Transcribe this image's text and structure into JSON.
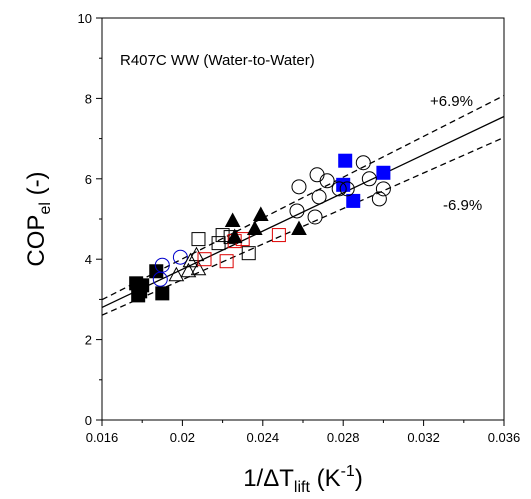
{
  "chart_data": {
    "type": "scatter",
    "title": "",
    "xlabel": {
      "main": "1/ΔT",
      "sub": "lift",
      "unit_open": " (K",
      "unit_sup": "-1",
      "unit_close": ")"
    },
    "ylabel": {
      "main": "COP",
      "sub": "el",
      "unit": " (-)"
    },
    "xlim": [
      0.016,
      0.036
    ],
    "ylim": [
      0,
      10
    ],
    "xticks": [
      0.016,
      0.02,
      0.024,
      0.028,
      0.032,
      0.036
    ],
    "xtick_labels": [
      "0.016",
      "0.02",
      "0.024",
      "0.028",
      "0.032",
      "0.036"
    ],
    "yticks": [
      0,
      2,
      4,
      6,
      8,
      10
    ],
    "ytick_labels": [
      "0",
      "2",
      "4",
      "6",
      "8",
      "10"
    ],
    "annotations": {
      "label": "R407C WW (Water-to-Water)",
      "upper_band": "+6.9%",
      "lower_band": "-6.9%"
    },
    "fit_line": {
      "slope": 237.5,
      "intercept": -1.0,
      "style": "solid"
    },
    "band_upper": {
      "factor": 1.069,
      "style": "dashed"
    },
    "band_lower": {
      "factor": 0.931,
      "style": "dashed"
    },
    "series": [
      {
        "marker": "square-filled",
        "color": "#000000",
        "points": [
          [
            0.0177,
            3.4
          ],
          [
            0.0178,
            3.1
          ],
          [
            0.0179,
            3.2
          ],
          [
            0.018,
            3.35
          ],
          [
            0.0187,
            3.7
          ],
          [
            0.019,
            3.15
          ]
        ]
      },
      {
        "marker": "square-filled",
        "color": "#0000ff",
        "points": [
          [
            0.0281,
            6.45
          ],
          [
            0.028,
            5.85
          ],
          [
            0.0285,
            5.45
          ],
          [
            0.03,
            6.15
          ]
        ]
      },
      {
        "marker": "circle-open",
        "color": "#0000cc",
        "points": [
          [
            0.0189,
            3.5
          ],
          [
            0.019,
            3.85
          ],
          [
            0.0199,
            4.05
          ]
        ]
      },
      {
        "marker": "triangle-open",
        "color": "#000000",
        "points": [
          [
            0.0197,
            3.6
          ],
          [
            0.0203,
            3.7
          ],
          [
            0.0204,
            3.95
          ],
          [
            0.0207,
            4.1
          ],
          [
            0.0208,
            3.75
          ]
        ]
      },
      {
        "marker": "square-open",
        "color": "#000000",
        "points": [
          [
            0.0208,
            4.5
          ],
          [
            0.0218,
            4.4
          ],
          [
            0.022,
            4.6
          ],
          [
            0.0224,
            4.55
          ],
          [
            0.0233,
            4.15
          ]
        ]
      },
      {
        "marker": "square-open",
        "color": "#dd0000",
        "points": [
          [
            0.0211,
            4.0
          ],
          [
            0.0222,
            3.95
          ],
          [
            0.0226,
            4.45
          ],
          [
            0.023,
            4.5
          ],
          [
            0.0248,
            4.6
          ]
        ]
      },
      {
        "marker": "triangle-filled",
        "color": "#000000",
        "points": [
          [
            0.0225,
            4.95
          ],
          [
            0.0226,
            4.55
          ],
          [
            0.0236,
            4.75
          ],
          [
            0.0239,
            5.1
          ],
          [
            0.0258,
            4.75
          ]
        ]
      },
      {
        "marker": "circle-open",
        "color": "#000000",
        "points": [
          [
            0.0258,
            5.8
          ],
          [
            0.0257,
            5.2
          ],
          [
            0.0266,
            5.05
          ],
          [
            0.0267,
            6.1
          ],
          [
            0.0268,
            5.55
          ],
          [
            0.0272,
            5.95
          ],
          [
            0.0278,
            5.75
          ],
          [
            0.0282,
            5.75
          ],
          [
            0.029,
            6.4
          ],
          [
            0.0293,
            6.0
          ],
          [
            0.0298,
            5.5
          ],
          [
            0.03,
            5.75
          ]
        ]
      }
    ]
  }
}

- [Aim]: Copy every record character for character. Skip the pictures.

- [Solution to this exercise]:
Transcribe this image's text and structure into JSON.
{
  "chart_data": {
    "type": "scatter",
    "title": "",
    "xlabel": {
      "main": "1/ΔT",
      "sub": "lift",
      "unit_open": " (K",
      "unit_sup": "-1",
      "unit_close": ")"
    },
    "ylabel": {
      "main": "COP",
      "sub": "el",
      "unit": " (-)"
    },
    "xlim": [
      0.016,
      0.036
    ],
    "ylim": [
      0,
      10
    ],
    "xticks": [
      0.016,
      0.02,
      0.024,
      0.028,
      0.032,
      0.036
    ],
    "xtick_labels": [
      "0.016",
      "0.02",
      "0.024",
      "0.028",
      "0.032",
      "0.036"
    ],
    "yticks": [
      0,
      2,
      4,
      6,
      8,
      10
    ],
    "ytick_labels": [
      "0",
      "2",
      "4",
      "6",
      "8",
      "10"
    ],
    "annotations": {
      "label": "R407C WW (Water-to-Water)",
      "upper_band": "+6.9%",
      "lower_band": "-6.9%"
    },
    "fit_line": {
      "slope": 237.5,
      "intercept": -1.0,
      "style": "solid"
    },
    "band_upper": {
      "factor": 1.069,
      "style": "dashed"
    },
    "band_lower": {
      "factor": 0.931,
      "style": "dashed"
    },
    "series": [
      {
        "marker": "square-filled",
        "color": "#000000",
        "points": [
          [
            0.0177,
            3.4
          ],
          [
            0.0178,
            3.1
          ],
          [
            0.0179,
            3.2
          ],
          [
            0.018,
            3.35
          ],
          [
            0.0187,
            3.7
          ],
          [
            0.019,
            3.15
          ]
        ]
      },
      {
        "marker": "square-filled",
        "color": "#0000ff",
        "points": [
          [
            0.0281,
            6.45
          ],
          [
            0.028,
            5.85
          ],
          [
            0.0285,
            5.45
          ],
          [
            0.03,
            6.15
          ]
        ]
      },
      {
        "marker": "circle-open",
        "color": "#0000cc",
        "points": [
          [
            0.0189,
            3.5
          ],
          [
            0.019,
            3.85
          ],
          [
            0.0199,
            4.05
          ]
        ]
      },
      {
        "marker": "triangle-open",
        "color": "#000000",
        "points": [
          [
            0.0197,
            3.6
          ],
          [
            0.0203,
            3.7
          ],
          [
            0.0204,
            3.95
          ],
          [
            0.0207,
            4.1
          ],
          [
            0.0208,
            3.75
          ]
        ]
      },
      {
        "marker": "square-open",
        "color": "#000000",
        "points": [
          [
            0.0208,
            4.5
          ],
          [
            0.0218,
            4.4
          ],
          [
            0.022,
            4.6
          ],
          [
            0.0224,
            4.55
          ],
          [
            0.0233,
            4.15
          ]
        ]
      },
      {
        "marker": "square-open",
        "color": "#dd0000",
        "points": [
          [
            0.0211,
            4.0
          ],
          [
            0.0222,
            3.95
          ],
          [
            0.0226,
            4.45
          ],
          [
            0.023,
            4.5
          ],
          [
            0.0248,
            4.6
          ]
        ]
      },
      {
        "marker": "triangle-filled",
        "color": "#000000",
        "points": [
          [
            0.0225,
            4.95
          ],
          [
            0.0226,
            4.55
          ],
          [
            0.0236,
            4.75
          ],
          [
            0.0239,
            5.1
          ],
          [
            0.0258,
            4.75
          ]
        ]
      },
      {
        "marker": "circle-open",
        "color": "#000000",
        "points": [
          [
            0.0258,
            5.8
          ],
          [
            0.0257,
            5.2
          ],
          [
            0.0266,
            5.05
          ],
          [
            0.0267,
            6.1
          ],
          [
            0.0268,
            5.55
          ],
          [
            0.0272,
            5.95
          ],
          [
            0.0278,
            5.75
          ],
          [
            0.0282,
            5.75
          ],
          [
            0.029,
            6.4
          ],
          [
            0.0293,
            6.0
          ],
          [
            0.0298,
            5.5
          ],
          [
            0.03,
            5.75
          ]
        ]
      }
    ]
  }
}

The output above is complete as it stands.